__Given exercise__. Each entry that follows must be output without any deviation.

__Given information__.
------------------------------------
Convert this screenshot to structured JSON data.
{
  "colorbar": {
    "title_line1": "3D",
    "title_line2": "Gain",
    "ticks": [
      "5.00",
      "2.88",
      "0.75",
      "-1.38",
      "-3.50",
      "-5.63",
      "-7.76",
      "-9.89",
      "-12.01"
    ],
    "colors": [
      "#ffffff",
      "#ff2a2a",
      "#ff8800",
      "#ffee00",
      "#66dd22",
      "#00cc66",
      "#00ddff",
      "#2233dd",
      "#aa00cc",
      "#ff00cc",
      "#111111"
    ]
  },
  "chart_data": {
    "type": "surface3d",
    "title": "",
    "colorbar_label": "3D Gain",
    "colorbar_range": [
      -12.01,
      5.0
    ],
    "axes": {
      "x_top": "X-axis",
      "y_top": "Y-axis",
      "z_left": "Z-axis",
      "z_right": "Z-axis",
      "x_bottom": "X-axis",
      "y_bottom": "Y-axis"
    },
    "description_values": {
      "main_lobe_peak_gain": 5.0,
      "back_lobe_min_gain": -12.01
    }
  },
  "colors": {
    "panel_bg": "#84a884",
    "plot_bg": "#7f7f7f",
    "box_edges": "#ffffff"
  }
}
------------------------------------
__Response to this exercise__.
Convert this screenshot to structured JSON data.
{
  "colorbar": {
    "title_line1": "3D",
    "title_line2": "Gain",
    "ticks": [
      "5.00",
      "2.88",
      "0.75",
      "-1.38",
      "-3.50",
      "-5.63",
      "-7.76",
      "-9.89",
      "-12.01"
    ],
    "colors": [
      "#ffffff",
      "#ff2a2a",
      "#ff8800",
      "#ffee00",
      "#66dd22",
      "#00cc66",
      "#00ddff",
      "#2233dd",
      "#aa00cc",
      "#ff00cc",
      "#111111"
    ]
  },
  "chart_data": {
    "type": "surface3d",
    "title": "",
    "colorbar_label": "3D Gain",
    "colorbar_range": [
      -12.01,
      5.0
    ],
    "axes": {
      "x_top": "X-axis",
      "y_top": "Y-axis",
      "z_left": "Z-axis",
      "z_right": "Z-axis",
      "x_bottom": "X-axis",
      "y_bottom": "Y-axis"
    },
    "description_values": {
      "main_lobe_peak_gain": 5.0,
      "back_lobe_min_gain": -12.01
    }
  },
  "colors": {
    "panel_bg": "#84a884",
    "plot_bg": "#7f7f7f",
    "box_edges": "#ffffff"
  }
}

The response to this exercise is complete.